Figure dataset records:
□ □ □ □

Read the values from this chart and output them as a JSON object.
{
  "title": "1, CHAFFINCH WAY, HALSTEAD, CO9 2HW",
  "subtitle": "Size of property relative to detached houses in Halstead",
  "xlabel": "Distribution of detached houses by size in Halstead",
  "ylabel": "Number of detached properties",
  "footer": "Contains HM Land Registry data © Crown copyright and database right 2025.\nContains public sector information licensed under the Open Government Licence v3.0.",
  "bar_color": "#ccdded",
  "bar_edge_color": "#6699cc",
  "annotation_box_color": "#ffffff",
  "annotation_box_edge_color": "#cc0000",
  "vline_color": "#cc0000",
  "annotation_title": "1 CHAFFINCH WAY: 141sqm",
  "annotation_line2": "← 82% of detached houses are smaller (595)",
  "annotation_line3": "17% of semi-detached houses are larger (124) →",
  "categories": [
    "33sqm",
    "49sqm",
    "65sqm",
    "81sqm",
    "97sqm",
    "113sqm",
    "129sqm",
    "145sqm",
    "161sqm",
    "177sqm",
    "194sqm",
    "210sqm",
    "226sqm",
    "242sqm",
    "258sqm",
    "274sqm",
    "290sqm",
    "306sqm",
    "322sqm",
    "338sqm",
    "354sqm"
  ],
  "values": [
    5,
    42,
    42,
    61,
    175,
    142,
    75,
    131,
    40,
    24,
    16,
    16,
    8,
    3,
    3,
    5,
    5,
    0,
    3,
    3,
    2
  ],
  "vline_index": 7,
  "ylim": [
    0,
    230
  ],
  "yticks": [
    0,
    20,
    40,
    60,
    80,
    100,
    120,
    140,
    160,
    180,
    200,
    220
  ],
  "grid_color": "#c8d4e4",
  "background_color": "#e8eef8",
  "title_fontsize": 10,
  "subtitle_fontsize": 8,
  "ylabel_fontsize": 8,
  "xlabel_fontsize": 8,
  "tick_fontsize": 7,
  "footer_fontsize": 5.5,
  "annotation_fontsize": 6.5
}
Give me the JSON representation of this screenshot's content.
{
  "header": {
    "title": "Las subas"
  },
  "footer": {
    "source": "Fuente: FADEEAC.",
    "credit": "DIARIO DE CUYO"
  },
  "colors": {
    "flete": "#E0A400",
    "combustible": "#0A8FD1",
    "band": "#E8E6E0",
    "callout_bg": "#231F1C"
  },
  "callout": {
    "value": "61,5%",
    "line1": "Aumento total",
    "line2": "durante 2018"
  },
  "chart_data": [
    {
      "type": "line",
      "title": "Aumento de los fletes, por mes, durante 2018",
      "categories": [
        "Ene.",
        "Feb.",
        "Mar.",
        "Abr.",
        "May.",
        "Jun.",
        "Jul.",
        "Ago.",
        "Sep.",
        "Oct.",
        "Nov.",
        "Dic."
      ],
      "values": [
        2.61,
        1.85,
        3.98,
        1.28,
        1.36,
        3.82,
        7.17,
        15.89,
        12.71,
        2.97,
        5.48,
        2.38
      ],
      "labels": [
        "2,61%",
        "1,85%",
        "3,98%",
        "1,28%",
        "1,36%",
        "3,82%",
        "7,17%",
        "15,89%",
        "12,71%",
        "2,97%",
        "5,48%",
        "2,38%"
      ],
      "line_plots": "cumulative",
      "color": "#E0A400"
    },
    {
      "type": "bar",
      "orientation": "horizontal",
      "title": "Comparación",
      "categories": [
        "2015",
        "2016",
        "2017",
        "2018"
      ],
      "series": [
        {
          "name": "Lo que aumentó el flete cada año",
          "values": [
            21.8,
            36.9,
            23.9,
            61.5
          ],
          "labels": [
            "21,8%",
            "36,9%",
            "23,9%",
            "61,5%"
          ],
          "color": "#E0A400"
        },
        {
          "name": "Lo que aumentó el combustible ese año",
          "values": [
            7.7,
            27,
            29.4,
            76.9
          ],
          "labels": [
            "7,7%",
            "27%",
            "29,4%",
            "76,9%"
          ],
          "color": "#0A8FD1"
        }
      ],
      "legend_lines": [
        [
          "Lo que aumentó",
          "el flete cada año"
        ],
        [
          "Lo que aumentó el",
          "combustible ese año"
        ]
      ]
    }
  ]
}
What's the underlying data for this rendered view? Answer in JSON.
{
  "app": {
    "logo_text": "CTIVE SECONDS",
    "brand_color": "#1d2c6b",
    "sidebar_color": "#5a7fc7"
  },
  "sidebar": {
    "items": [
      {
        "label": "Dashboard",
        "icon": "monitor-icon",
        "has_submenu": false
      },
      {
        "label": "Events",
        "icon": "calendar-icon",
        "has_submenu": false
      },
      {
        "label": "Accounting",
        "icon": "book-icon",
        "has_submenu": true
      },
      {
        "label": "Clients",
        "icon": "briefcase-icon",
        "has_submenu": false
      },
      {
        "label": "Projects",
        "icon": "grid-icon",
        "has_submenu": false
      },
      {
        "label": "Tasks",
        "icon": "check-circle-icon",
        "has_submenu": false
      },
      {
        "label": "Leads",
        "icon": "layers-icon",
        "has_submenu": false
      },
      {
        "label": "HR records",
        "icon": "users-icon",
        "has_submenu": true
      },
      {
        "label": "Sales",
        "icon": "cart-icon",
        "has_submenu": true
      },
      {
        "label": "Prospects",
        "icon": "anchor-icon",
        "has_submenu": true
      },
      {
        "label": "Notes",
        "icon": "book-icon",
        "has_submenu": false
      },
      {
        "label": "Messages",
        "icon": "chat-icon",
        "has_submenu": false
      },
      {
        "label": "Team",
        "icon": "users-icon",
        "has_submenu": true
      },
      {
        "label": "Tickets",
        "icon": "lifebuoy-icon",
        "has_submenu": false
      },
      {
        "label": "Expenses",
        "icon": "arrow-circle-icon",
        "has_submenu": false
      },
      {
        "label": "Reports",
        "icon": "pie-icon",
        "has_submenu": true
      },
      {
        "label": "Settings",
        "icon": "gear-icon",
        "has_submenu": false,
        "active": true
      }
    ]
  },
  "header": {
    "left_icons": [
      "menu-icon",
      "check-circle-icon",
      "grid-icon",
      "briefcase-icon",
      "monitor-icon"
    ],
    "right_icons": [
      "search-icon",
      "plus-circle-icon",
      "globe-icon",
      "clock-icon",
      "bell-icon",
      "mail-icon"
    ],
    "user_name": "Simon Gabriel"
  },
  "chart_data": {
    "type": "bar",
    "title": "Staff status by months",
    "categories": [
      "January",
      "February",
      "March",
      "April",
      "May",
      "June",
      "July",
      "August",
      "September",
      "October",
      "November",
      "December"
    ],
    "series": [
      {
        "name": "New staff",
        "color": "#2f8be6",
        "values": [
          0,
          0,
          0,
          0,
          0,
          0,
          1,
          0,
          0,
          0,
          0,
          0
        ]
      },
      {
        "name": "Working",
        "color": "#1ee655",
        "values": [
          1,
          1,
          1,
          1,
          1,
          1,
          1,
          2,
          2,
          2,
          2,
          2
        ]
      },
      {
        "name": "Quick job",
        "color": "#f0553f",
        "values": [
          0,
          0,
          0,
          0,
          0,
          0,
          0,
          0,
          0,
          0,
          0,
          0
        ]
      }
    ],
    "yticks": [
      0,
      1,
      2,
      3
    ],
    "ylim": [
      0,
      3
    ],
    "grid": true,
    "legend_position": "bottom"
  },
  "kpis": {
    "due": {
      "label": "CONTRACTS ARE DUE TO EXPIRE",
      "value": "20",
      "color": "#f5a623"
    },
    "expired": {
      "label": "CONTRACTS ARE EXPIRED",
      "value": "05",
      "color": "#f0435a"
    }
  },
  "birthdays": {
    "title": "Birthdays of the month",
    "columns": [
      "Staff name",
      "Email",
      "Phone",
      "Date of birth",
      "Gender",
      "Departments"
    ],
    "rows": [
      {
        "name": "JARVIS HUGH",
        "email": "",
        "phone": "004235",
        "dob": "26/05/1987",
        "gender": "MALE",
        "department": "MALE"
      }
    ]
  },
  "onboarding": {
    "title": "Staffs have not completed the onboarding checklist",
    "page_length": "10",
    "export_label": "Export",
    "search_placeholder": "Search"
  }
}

□ □ □ □

## What this task involves
Find each line with the string "categories" and copy it out.

## Response
  "categories": [
      "categories": [
      "categories": [
    "categories": [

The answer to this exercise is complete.